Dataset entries
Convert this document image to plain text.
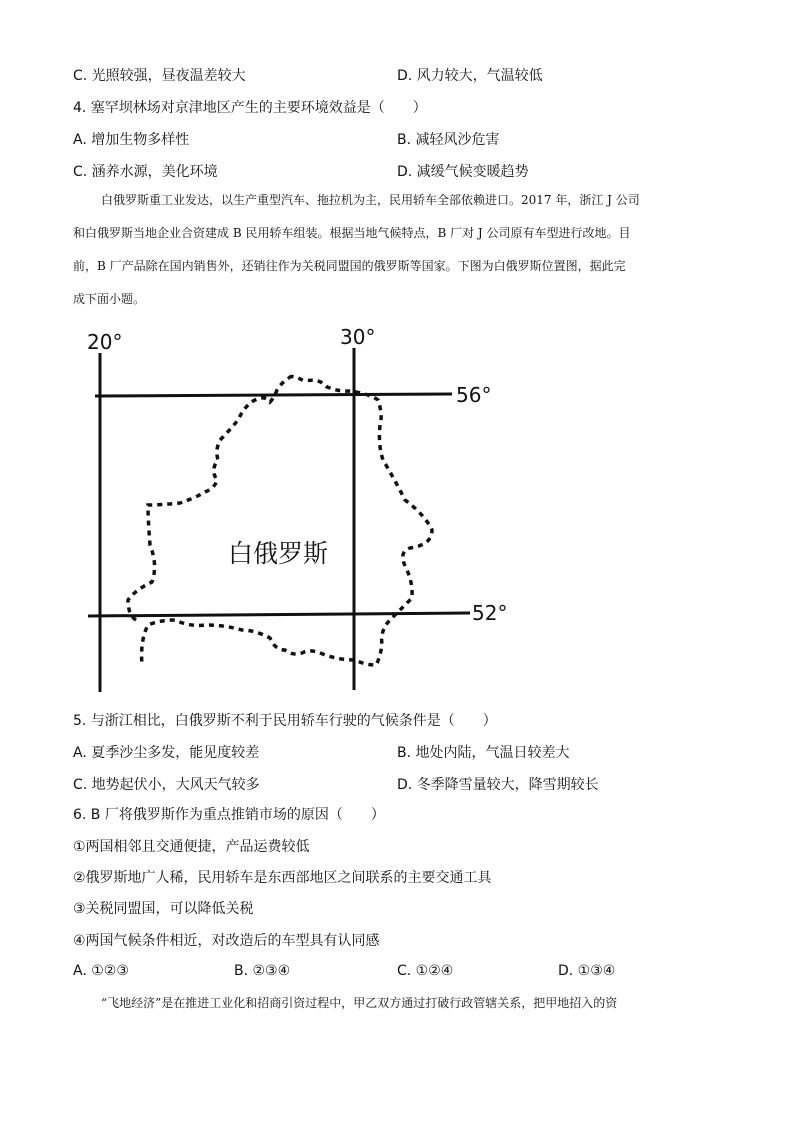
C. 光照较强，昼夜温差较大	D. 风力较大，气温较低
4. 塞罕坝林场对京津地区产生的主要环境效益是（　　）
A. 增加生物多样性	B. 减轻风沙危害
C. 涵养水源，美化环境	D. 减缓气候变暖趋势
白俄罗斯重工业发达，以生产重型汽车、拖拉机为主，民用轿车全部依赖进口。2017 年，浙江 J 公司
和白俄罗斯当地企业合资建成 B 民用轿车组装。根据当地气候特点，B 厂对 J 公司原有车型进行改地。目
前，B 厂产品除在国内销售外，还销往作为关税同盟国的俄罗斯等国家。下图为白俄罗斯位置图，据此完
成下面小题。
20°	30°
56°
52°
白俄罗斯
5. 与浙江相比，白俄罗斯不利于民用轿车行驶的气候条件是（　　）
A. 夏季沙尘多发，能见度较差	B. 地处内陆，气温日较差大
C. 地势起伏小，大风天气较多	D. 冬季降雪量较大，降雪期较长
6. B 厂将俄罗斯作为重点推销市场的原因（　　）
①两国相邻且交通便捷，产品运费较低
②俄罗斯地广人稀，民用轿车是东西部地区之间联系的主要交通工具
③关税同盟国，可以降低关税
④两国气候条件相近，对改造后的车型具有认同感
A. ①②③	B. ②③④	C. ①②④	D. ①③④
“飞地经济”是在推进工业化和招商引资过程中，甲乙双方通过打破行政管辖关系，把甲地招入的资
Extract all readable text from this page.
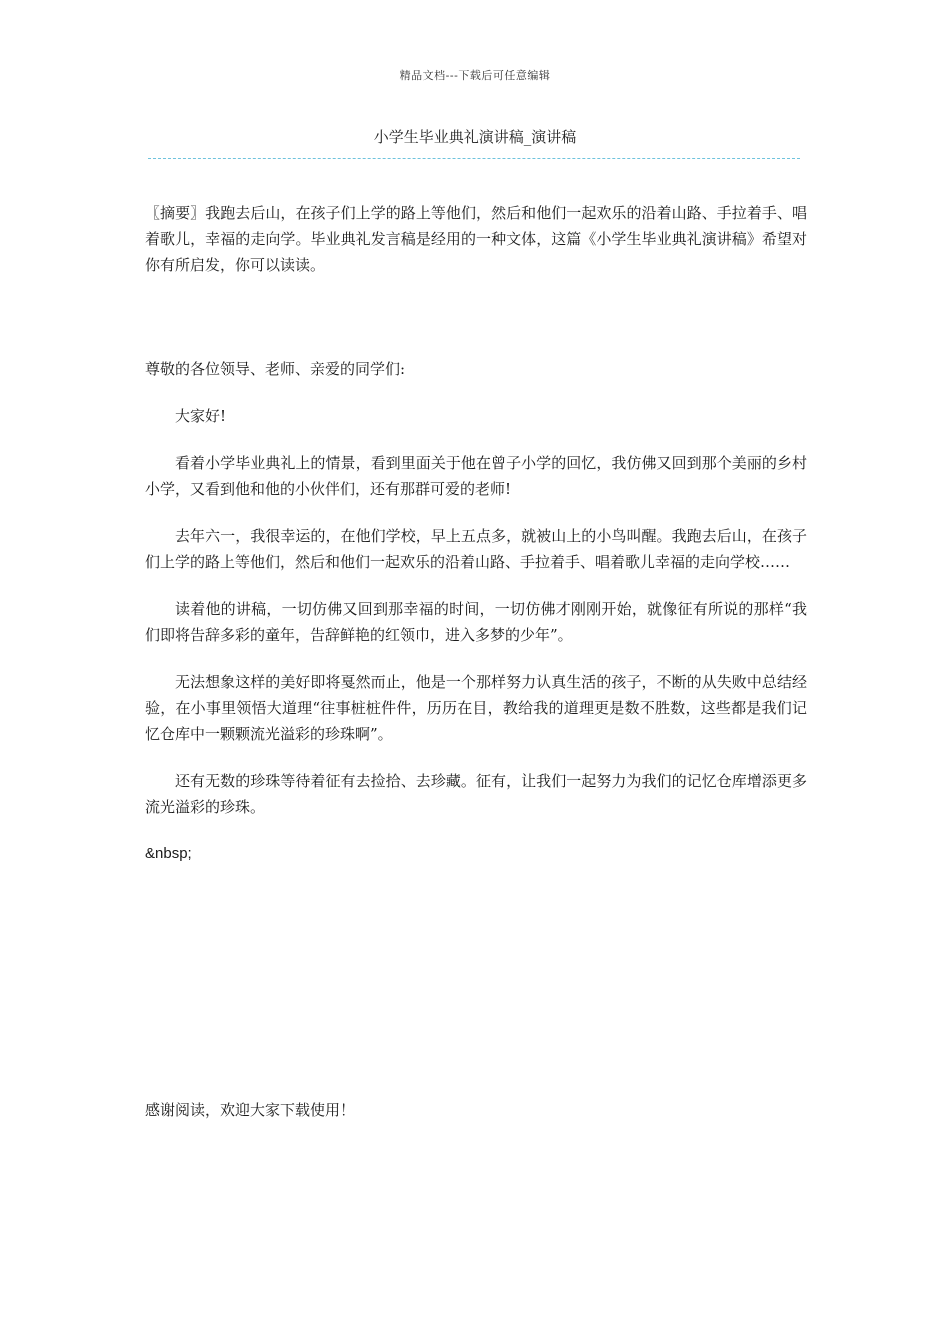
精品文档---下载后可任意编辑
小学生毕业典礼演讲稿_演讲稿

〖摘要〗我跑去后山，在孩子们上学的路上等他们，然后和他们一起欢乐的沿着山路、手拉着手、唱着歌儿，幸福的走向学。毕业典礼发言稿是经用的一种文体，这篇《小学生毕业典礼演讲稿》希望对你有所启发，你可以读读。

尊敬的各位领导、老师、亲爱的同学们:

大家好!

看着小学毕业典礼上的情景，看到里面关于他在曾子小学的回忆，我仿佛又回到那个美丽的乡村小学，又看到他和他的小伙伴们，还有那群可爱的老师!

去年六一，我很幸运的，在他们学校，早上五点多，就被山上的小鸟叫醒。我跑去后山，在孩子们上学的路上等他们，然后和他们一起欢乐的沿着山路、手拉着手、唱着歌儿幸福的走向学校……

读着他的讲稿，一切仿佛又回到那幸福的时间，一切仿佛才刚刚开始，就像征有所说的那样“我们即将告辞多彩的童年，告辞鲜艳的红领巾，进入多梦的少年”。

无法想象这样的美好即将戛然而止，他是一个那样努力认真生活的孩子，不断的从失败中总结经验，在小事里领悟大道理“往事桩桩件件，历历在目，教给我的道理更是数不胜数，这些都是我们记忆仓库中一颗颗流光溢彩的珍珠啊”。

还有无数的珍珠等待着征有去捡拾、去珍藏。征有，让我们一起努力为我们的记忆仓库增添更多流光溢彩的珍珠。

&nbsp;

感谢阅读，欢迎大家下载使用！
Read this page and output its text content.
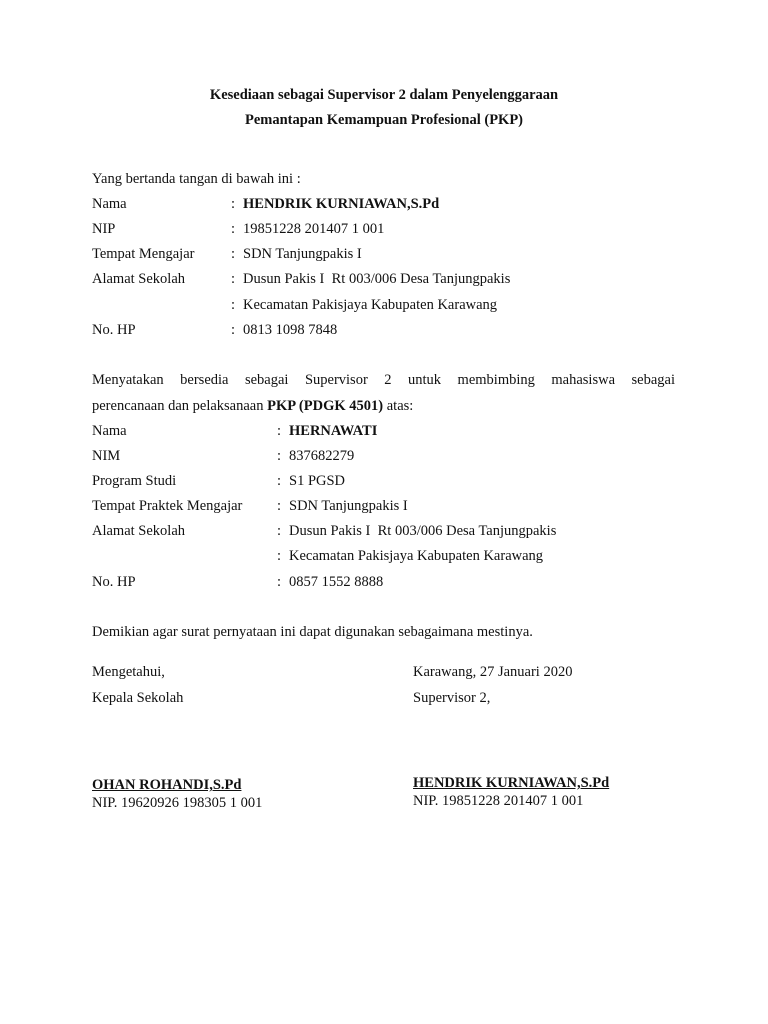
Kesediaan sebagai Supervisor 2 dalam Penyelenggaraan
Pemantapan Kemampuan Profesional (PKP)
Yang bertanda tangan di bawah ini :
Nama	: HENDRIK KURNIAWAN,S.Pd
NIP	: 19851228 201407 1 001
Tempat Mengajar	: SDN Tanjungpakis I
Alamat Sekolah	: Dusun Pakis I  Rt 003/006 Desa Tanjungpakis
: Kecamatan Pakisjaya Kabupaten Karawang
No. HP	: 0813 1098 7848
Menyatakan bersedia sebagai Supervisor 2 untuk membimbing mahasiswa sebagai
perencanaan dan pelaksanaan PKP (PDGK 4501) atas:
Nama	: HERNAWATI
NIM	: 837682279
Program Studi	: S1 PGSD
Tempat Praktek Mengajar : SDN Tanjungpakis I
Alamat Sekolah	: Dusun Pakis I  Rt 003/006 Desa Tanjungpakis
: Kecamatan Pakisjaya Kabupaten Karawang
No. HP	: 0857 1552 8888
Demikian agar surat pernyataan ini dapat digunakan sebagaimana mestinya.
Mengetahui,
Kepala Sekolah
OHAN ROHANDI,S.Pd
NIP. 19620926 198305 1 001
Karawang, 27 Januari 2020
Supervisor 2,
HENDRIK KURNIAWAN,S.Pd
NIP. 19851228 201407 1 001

(JOB)
Each line above that includes "Nama" should be shown.

(SOLUTION FOR THIS EXERCISE)
Nama	: HENDRIK KURNIAWAN,S.Pd
Nama	: HERNAWATI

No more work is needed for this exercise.